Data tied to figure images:
◆ ◆ ◆ ◆ ◆

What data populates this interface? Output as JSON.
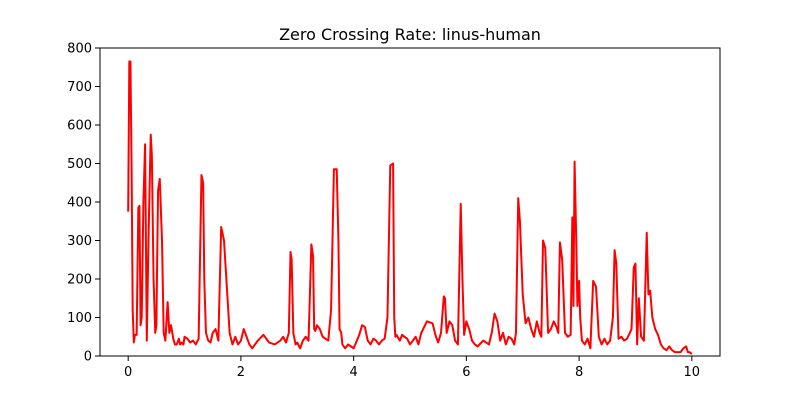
{
  "chart_data": {
    "type": "line",
    "title": "Zero Crossing Rate: linus-human",
    "xlabel": "",
    "ylabel": "",
    "xlim": [
      -0.5,
      10.5
    ],
    "ylim": [
      0,
      800
    ],
    "xticks": [
      0,
      2,
      4,
      6,
      8,
      10
    ],
    "yticks": [
      0,
      100,
      200,
      300,
      400,
      500,
      600,
      700,
      800
    ],
    "grid": false,
    "line_color": "#ff0000",
    "series": [
      {
        "x": [
          0.0,
          0.02,
          0.04,
          0.06,
          0.08,
          0.1,
          0.12,
          0.15,
          0.18,
          0.2,
          0.22,
          0.24,
          0.27,
          0.3,
          0.33,
          0.36,
          0.4,
          0.42,
          0.45,
          0.48,
          0.5,
          0.53,
          0.56,
          0.6,
          0.63,
          0.66,
          0.7,
          0.73,
          0.76,
          0.8,
          0.83,
          0.86,
          0.9,
          0.92,
          0.95,
          0.98,
          1.0,
          1.05,
          1.1,
          1.15,
          1.2,
          1.25,
          1.3,
          1.33,
          1.35,
          1.38,
          1.42,
          1.46,
          1.5,
          1.55,
          1.6,
          1.65,
          1.7,
          1.75,
          1.8,
          1.85,
          1.9,
          1.95,
          2.0,
          2.05,
          2.1,
          2.15,
          2.2,
          2.3,
          2.4,
          2.5,
          2.6,
          2.7,
          2.75,
          2.8,
          2.85,
          2.88,
          2.9,
          2.93,
          2.97,
          3.0,
          3.05,
          3.1,
          3.15,
          3.2,
          3.25,
          3.28,
          3.3,
          3.32,
          3.35,
          3.4,
          3.45,
          3.5,
          3.55,
          3.6,
          3.65,
          3.7,
          3.73,
          3.75,
          3.78,
          3.8,
          3.85,
          3.9,
          3.95,
          4.0,
          4.1,
          4.15,
          4.2,
          4.25,
          4.3,
          4.35,
          4.4,
          4.45,
          4.5,
          4.55,
          4.6,
          4.65,
          4.7,
          4.72,
          4.74,
          4.76,
          4.78,
          4.82,
          4.86,
          4.9,
          4.95,
          5.0,
          5.05,
          5.1,
          5.15,
          5.2,
          5.3,
          5.4,
          5.45,
          5.5,
          5.55,
          5.6,
          5.62,
          5.65,
          5.7,
          5.75,
          5.8,
          5.85,
          5.9,
          5.93,
          5.96,
          6.0,
          6.05,
          6.1,
          6.15,
          6.2,
          6.3,
          6.4,
          6.45,
          6.5,
          6.55,
          6.6,
          6.65,
          6.7,
          6.75,
          6.8,
          6.85,
          6.88,
          6.92,
          6.95,
          7.0,
          7.05,
          7.1,
          7.15,
          7.2,
          7.25,
          7.3,
          7.33,
          7.36,
          7.4,
          7.45,
          7.5,
          7.55,
          7.6,
          7.63,
          7.66,
          7.7,
          7.75,
          7.8,
          7.85,
          7.88,
          7.9,
          7.92,
          7.95,
          7.97,
          8.0,
          8.02,
          8.05,
          8.1,
          8.15,
          8.2,
          8.25,
          8.3,
          8.35,
          8.4,
          8.45,
          8.5,
          8.55,
          8.6,
          8.63,
          8.66,
          8.7,
          8.75,
          8.8,
          8.85,
          8.9,
          8.93,
          8.97,
          9.0,
          9.03,
          9.06,
          9.1,
          9.15,
          9.2,
          9.23,
          9.26,
          9.3,
          9.35,
          9.4,
          9.45,
          9.5,
          9.55,
          9.6,
          9.65,
          9.7,
          9.75,
          9.8,
          9.85,
          9.9,
          9.93,
          9.96,
          10.0
        ],
        "y": [
          375,
          765,
          765,
          500,
          120,
          35,
          55,
          55,
          385,
          390,
          80,
          100,
          400,
          550,
          40,
          300,
          575,
          520,
          200,
          60,
          80,
          430,
          460,
          300,
          60,
          40,
          140,
          60,
          80,
          45,
          30,
          30,
          45,
          30,
          35,
          30,
          50,
          45,
          35,
          40,
          30,
          45,
          470,
          450,
          200,
          60,
          40,
          35,
          60,
          70,
          40,
          335,
          300,
          180,
          60,
          30,
          50,
          30,
          40,
          70,
          50,
          30,
          20,
          40,
          55,
          35,
          30,
          40,
          50,
          35,
          60,
          270,
          250,
          60,
          30,
          35,
          20,
          40,
          50,
          40,
          290,
          260,
          70,
          65,
          80,
          70,
          50,
          45,
          40,
          120,
          485,
          485,
          300,
          70,
          60,
          30,
          20,
          30,
          25,
          20,
          55,
          80,
          75,
          40,
          30,
          45,
          40,
          30,
          40,
          45,
          100,
          495,
          500,
          100,
          50,
          55,
          50,
          40,
          55,
          50,
          45,
          30,
          40,
          50,
          30,
          60,
          90,
          85,
          55,
          35,
          60,
          155,
          150,
          60,
          90,
          80,
          40,
          30,
          395,
          200,
          55,
          90,
          70,
          40,
          30,
          25,
          40,
          30,
          60,
          110,
          90,
          40,
          60,
          30,
          50,
          45,
          30,
          60,
          410,
          350,
          160,
          85,
          100,
          70,
          50,
          90,
          60,
          50,
          300,
          280,
          60,
          70,
          90,
          75,
          60,
          295,
          250,
          60,
          50,
          55,
          360,
          130,
          505,
          300,
          130,
          195,
          100,
          40,
          30,
          45,
          20,
          195,
          180,
          50,
          30,
          45,
          30,
          40,
          100,
          275,
          240,
          45,
          50,
          40,
          45,
          60,
          70,
          230,
          240,
          30,
          150,
          50,
          40,
          320,
          160,
          170,
          100,
          70,
          55,
          30,
          20,
          15,
          25,
          15,
          10,
          10,
          10,
          20,
          25,
          10,
          10,
          5
        ]
      }
    ]
  }
}
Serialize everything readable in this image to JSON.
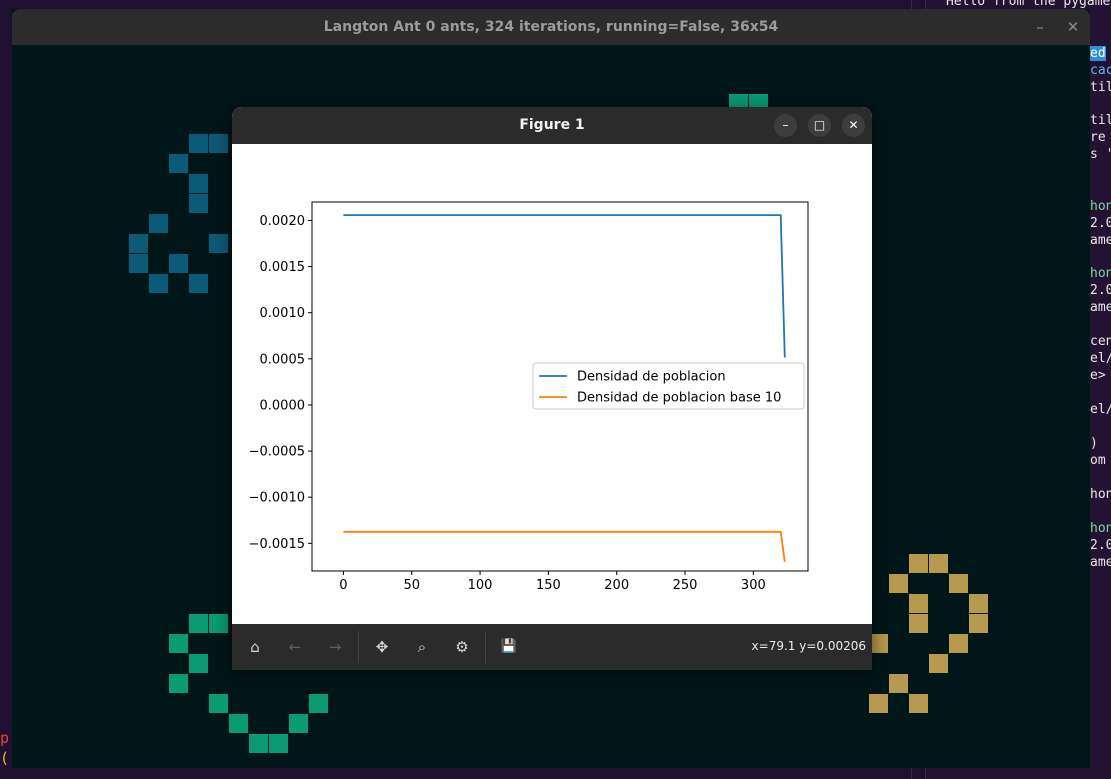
{
  "pygame_window": {
    "title": "Langton Ant 0 ants, 324 iterations, running=False, 36x54",
    "minimize_icon": "minimize-icon",
    "close_icon": "close-icon",
    "cell_colors": {
      "blue": "#0b5a78",
      "green": "#0b9b74",
      "gold": "#b89a4f"
    },
    "background_color": "#001618"
  },
  "terminal": {
    "top_text": "Hello from the pygame",
    "lines": [
      {
        "text": "ed",
        "style": "hl"
      },
      {
        "text": "cac",
        "style": "cy"
      },
      {
        "text": "til",
        "style": ""
      },
      {
        "text": "til",
        "style": ""
      },
      {
        "text": "re",
        "style": ""
      },
      {
        "text": "s '",
        "style": ""
      },
      {
        "text": "hon",
        "style": "gr"
      },
      {
        "text": "2.0",
        "style": ""
      },
      {
        "text": "ame",
        "style": ""
      },
      {
        "text": "hon",
        "style": "gr"
      },
      {
        "text": "2.0",
        "style": ""
      },
      {
        "text": "ame",
        "style": ""
      },
      {
        "text": "cen",
        "style": ""
      },
      {
        "text": "el/",
        "style": ""
      },
      {
        "text": "e>",
        "style": ""
      },
      {
        "text": "el/",
        "style": ""
      },
      {
        "text": ")",
        "style": ""
      },
      {
        "text": "om",
        "style": ""
      },
      {
        "text": "hon",
        "style": ""
      },
      {
        "text": "hon",
        "style": "gr"
      },
      {
        "text": "2.0",
        "style": ""
      },
      {
        "text": "ame",
        "style": ""
      }
    ],
    "left_glyphs": [
      "p",
      "("
    ]
  },
  "figure_window": {
    "title": "Figure 1",
    "buttons": {
      "minimize": "–",
      "maximize": "□",
      "close": "✕"
    },
    "toolbar": {
      "home_icon": "⌂",
      "back_icon": "←",
      "forward_icon": "→",
      "pan_icon": "✥",
      "zoom_icon": "⌕",
      "configure_icon": "⚙",
      "save_icon": "💾",
      "coordinates": "x=79.1 y=0.00206"
    }
  },
  "chart_data": {
    "type": "line",
    "title": "",
    "xlabel": "",
    "ylabel": "",
    "xlim": [
      -23,
      340
    ],
    "ylim": [
      -0.0018,
      0.0022
    ],
    "xticks": [
      0,
      50,
      100,
      150,
      200,
      250,
      300
    ],
    "yticks": [
      0.002,
      0.0015,
      0.001,
      0.0005,
      0.0,
      -0.0005,
      -0.001,
      -0.0015
    ],
    "ytick_labels": [
      "0.0020",
      "0.0015",
      "0.0010",
      "0.0005",
      "0.0000",
      "−0.0005",
      "−0.0010",
      "−0.0015"
    ],
    "grid": false,
    "legend_position": "center-right",
    "series": [
      {
        "name": "Densidad de poblacion",
        "color": "#1f77b4",
        "x": [
          0,
          320,
          323
        ],
        "y": [
          0.002058,
          0.002058,
          0.000514
        ]
      },
      {
        "name": "Densidad de poblacion base 10",
        "color": "#ff7f0e",
        "x": [
          0,
          320,
          323
        ],
        "y": [
          -0.001375,
          -0.001375,
          -0.0017
        ]
      }
    ]
  }
}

◆ ◆ ◆ ◆ ◆

• **Exercise**: Count the lines above that contain the word "JSON", and give only that number.

• **Answer to the exercise**: 2